Task inputs:
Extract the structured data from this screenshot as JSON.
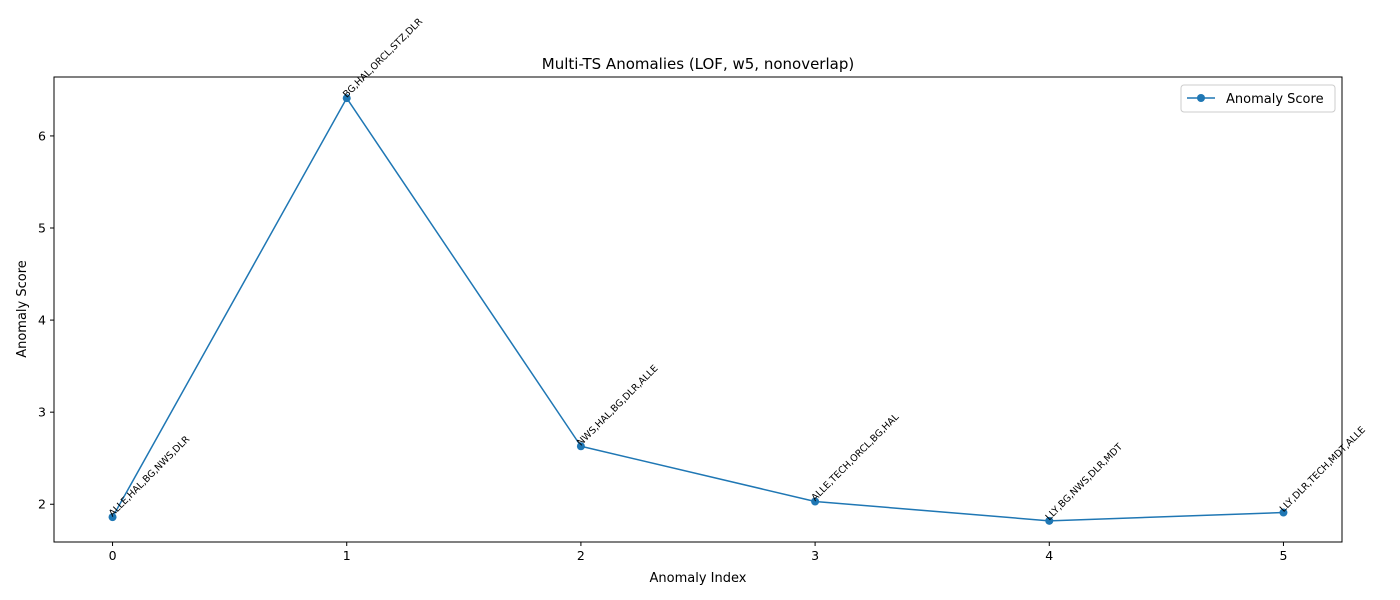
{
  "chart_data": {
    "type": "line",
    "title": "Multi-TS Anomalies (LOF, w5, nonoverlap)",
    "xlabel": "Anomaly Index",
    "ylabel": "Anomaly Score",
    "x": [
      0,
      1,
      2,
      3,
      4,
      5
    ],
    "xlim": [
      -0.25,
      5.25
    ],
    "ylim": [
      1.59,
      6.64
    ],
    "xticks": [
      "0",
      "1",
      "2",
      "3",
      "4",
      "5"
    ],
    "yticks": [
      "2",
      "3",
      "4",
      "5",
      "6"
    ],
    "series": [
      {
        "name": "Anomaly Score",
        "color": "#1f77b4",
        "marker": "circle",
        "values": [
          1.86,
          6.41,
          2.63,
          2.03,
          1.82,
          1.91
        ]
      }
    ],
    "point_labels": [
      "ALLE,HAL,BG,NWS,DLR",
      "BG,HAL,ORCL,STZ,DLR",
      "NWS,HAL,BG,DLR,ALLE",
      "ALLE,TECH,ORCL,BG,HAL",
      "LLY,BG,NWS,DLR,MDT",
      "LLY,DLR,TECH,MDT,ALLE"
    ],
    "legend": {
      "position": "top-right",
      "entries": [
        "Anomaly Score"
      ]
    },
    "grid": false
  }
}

What is being asked: Copy every entry exactly as written. Pictures are excluded.

The result:
Extract the structured data from this screenshot as JSON.
{
  "chart_data": {
    "type": "line",
    "title": "Multi-TS Anomalies (LOF, w5, nonoverlap)",
    "xlabel": "Anomaly Index",
    "ylabel": "Anomaly Score",
    "x": [
      0,
      1,
      2,
      3,
      4,
      5
    ],
    "xlim": [
      -0.25,
      5.25
    ],
    "ylim": [
      1.59,
      6.64
    ],
    "xticks": [
      "0",
      "1",
      "2",
      "3",
      "4",
      "5"
    ],
    "yticks": [
      "2",
      "3",
      "4",
      "5",
      "6"
    ],
    "series": [
      {
        "name": "Anomaly Score",
        "color": "#1f77b4",
        "marker": "circle",
        "values": [
          1.86,
          6.41,
          2.63,
          2.03,
          1.82,
          1.91
        ]
      }
    ],
    "point_labels": [
      "ALLE,HAL,BG,NWS,DLR",
      "BG,HAL,ORCL,STZ,DLR",
      "NWS,HAL,BG,DLR,ALLE",
      "ALLE,TECH,ORCL,BG,HAL",
      "LLY,BG,NWS,DLR,MDT",
      "LLY,DLR,TECH,MDT,ALLE"
    ],
    "legend": {
      "position": "top-right",
      "entries": [
        "Anomaly Score"
      ]
    },
    "grid": false
  }
}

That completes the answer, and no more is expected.